__Exercise materials__.
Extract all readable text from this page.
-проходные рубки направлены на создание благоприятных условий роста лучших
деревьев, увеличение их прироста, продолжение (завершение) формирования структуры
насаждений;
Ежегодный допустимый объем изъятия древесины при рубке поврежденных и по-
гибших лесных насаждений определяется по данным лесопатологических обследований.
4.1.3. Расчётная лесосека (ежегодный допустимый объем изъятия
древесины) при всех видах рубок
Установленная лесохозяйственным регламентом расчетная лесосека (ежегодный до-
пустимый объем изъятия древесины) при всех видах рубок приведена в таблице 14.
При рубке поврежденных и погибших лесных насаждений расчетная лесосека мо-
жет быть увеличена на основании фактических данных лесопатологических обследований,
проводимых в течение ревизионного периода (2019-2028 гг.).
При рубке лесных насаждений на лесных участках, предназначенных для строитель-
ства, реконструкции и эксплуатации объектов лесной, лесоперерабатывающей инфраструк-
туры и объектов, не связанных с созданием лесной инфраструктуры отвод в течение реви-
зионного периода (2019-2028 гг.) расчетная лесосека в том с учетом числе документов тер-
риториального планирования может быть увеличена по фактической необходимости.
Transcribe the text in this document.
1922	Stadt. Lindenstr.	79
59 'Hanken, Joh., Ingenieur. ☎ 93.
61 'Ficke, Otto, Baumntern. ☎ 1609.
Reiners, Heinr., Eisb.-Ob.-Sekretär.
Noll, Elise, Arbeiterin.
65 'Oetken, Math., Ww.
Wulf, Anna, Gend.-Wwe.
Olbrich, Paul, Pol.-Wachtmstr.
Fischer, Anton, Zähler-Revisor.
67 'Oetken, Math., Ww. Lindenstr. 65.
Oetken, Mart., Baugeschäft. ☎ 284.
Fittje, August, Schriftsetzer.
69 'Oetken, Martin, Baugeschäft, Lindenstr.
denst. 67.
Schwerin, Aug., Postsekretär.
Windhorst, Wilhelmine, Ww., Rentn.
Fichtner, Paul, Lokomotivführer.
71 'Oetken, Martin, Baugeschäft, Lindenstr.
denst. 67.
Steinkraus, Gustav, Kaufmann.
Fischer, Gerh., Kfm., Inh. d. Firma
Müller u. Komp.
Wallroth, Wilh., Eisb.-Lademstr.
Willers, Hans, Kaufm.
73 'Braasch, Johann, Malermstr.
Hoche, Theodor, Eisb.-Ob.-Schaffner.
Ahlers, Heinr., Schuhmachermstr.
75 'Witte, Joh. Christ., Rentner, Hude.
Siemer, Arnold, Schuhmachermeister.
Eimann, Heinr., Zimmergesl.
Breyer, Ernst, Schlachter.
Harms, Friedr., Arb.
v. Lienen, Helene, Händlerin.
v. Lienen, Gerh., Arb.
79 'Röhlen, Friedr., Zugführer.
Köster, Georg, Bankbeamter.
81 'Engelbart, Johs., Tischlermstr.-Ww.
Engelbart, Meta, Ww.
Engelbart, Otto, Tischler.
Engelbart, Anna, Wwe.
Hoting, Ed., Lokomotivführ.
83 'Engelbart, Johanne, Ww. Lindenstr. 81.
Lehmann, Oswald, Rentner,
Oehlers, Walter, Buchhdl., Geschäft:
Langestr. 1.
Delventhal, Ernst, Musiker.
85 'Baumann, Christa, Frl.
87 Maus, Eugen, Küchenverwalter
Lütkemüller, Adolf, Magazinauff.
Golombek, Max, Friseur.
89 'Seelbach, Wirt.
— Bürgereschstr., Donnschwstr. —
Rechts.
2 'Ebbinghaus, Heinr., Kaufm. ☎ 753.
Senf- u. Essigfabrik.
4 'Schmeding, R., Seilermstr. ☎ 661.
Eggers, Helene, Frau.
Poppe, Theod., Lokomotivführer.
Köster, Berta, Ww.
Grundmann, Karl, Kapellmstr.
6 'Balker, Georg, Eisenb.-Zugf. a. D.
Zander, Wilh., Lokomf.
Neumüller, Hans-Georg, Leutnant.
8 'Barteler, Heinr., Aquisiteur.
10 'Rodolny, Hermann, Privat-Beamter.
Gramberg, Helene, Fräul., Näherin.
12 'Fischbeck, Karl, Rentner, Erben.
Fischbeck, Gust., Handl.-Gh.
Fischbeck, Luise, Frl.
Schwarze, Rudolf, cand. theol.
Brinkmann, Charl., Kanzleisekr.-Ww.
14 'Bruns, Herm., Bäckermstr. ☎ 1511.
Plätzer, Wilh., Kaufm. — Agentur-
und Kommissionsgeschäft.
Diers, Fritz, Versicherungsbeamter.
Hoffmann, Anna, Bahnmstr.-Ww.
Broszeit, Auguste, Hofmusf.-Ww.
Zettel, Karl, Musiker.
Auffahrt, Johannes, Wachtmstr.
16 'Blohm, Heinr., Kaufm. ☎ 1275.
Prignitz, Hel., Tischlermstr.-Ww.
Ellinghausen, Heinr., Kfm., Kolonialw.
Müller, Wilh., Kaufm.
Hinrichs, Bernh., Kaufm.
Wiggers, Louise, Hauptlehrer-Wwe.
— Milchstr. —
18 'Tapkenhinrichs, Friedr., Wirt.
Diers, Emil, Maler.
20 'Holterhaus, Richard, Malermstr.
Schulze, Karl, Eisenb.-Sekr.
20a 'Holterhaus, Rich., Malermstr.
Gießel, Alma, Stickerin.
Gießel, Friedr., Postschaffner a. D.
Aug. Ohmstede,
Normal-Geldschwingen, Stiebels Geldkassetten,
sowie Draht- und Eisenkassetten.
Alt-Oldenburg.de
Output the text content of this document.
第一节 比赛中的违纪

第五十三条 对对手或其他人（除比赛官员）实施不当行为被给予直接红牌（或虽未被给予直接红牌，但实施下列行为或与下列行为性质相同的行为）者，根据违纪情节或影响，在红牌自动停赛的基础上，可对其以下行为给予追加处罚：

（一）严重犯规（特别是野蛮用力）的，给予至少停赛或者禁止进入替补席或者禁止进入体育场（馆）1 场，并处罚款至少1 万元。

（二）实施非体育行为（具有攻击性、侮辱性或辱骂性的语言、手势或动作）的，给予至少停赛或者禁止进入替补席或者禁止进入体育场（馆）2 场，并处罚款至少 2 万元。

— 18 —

__Directive__.
Return precisely the lines of the records, starting with the line that holds "Output the text content of this document." and ending with the last one.

__Output of the exercise__.
Output the text content of this document.
第一节 比赛中的违纪

第五十三条 对对手或其他人（除比赛官员）实施不当行为被给予直接红牌（或虽未被给予直接红牌，但实施下列行为或与下列行为性质相同的行为）者，根据违纪情节或影响，在红牌自动停赛的基础上，可对其以下行为给予追加处罚：

（一）严重犯规（特别是野蛮用力）的，给予至少停赛或者禁止进入替补席或者禁止进入体育场（馆）1 场，并处罚款至少1 万元。

（二）实施非体育行为（具有攻击性、侮辱性或辱骂性的语言、手势或动作）的，给予至少停赛或者禁止进入替补席或者禁止进入体育场（馆）2 场，并处罚款至少 2 万元。

— 18 —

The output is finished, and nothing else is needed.